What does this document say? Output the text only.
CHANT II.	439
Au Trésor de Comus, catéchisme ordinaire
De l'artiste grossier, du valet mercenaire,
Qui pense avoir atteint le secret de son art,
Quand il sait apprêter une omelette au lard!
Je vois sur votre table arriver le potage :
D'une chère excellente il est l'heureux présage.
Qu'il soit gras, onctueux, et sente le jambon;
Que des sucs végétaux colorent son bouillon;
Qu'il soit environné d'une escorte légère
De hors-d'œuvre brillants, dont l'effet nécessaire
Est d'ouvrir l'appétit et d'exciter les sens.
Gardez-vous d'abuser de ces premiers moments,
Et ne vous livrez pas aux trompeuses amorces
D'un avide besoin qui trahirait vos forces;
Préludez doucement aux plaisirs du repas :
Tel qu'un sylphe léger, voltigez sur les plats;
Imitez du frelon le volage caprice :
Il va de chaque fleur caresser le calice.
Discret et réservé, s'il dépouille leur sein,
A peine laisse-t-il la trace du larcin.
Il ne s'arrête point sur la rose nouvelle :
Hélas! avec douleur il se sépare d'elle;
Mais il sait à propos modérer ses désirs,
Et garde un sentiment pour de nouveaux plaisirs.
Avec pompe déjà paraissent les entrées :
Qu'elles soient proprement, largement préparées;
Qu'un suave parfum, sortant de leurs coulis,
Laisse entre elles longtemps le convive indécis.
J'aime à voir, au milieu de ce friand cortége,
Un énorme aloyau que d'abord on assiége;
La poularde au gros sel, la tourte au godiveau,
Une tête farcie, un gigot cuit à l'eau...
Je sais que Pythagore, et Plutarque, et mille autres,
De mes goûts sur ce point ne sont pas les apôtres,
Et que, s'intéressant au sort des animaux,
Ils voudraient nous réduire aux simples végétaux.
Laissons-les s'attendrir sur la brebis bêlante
- - -
> AIM
Go through the listing and print each line exactly as it appears.

> TASK ANSWER
What does this document say? Output the text only.
CHANT II.	439
Au Trésor de Comus, catéchisme ordinaire
De l'artiste grossier, du valet mercenaire,
Qui pense avoir atteint le secret de son art,
Quand il sait apprêter une omelette au lard!
Je vois sur votre table arriver le potage :
D'une chère excellente il est l'heureux présage.
Qu'il soit gras, onctueux, et sente le jambon;
Que des sucs végétaux colorent son bouillon;
Qu'il soit environné d'une escorte légère
De hors-d'œuvre brillants, dont l'effet nécessaire
Est d'ouvrir l'appétit et d'exciter les sens.
Gardez-vous d'abuser de ces premiers moments,
Et ne vous livrez pas aux trompeuses amorces
D'un avide besoin qui trahirait vos forces;
Préludez doucement aux plaisirs du repas :
Tel qu'un sylphe léger, voltigez sur les plats;
Imitez du frelon le volage caprice :
Il va de chaque fleur caresser le calice.
Discret et réservé, s'il dépouille leur sein,
A peine laisse-t-il la trace du larcin.
Il ne s'arrête point sur la rose nouvelle :
Hélas! avec douleur il se sépare d'elle;
Mais il sait à propos modérer ses désirs,
Et garde un sentiment pour de nouveaux plaisirs.
Avec pompe déjà paraissent les entrées :
Qu'elles soient proprement, largement préparées;
Qu'un suave parfum, sortant de leurs coulis,
Laisse entre elles longtemps le convive indécis.
J'aime à voir, au milieu de ce friand cortége,
Un énorme aloyau que d'abord on assiége;
La poularde au gros sel, la tourte au godiveau,
Une tête farcie, un gigot cuit à l'eau...
Je sais que Pythagore, et Plutarque, et mille autres,
De mes goûts sur ce point ne sont pas les apôtres,
Et que, s'intéressant au sort des animaux,
Ils voudraient nous réduire aux simples végétaux.
Laissons-les s'attendrir sur la brebis bêlante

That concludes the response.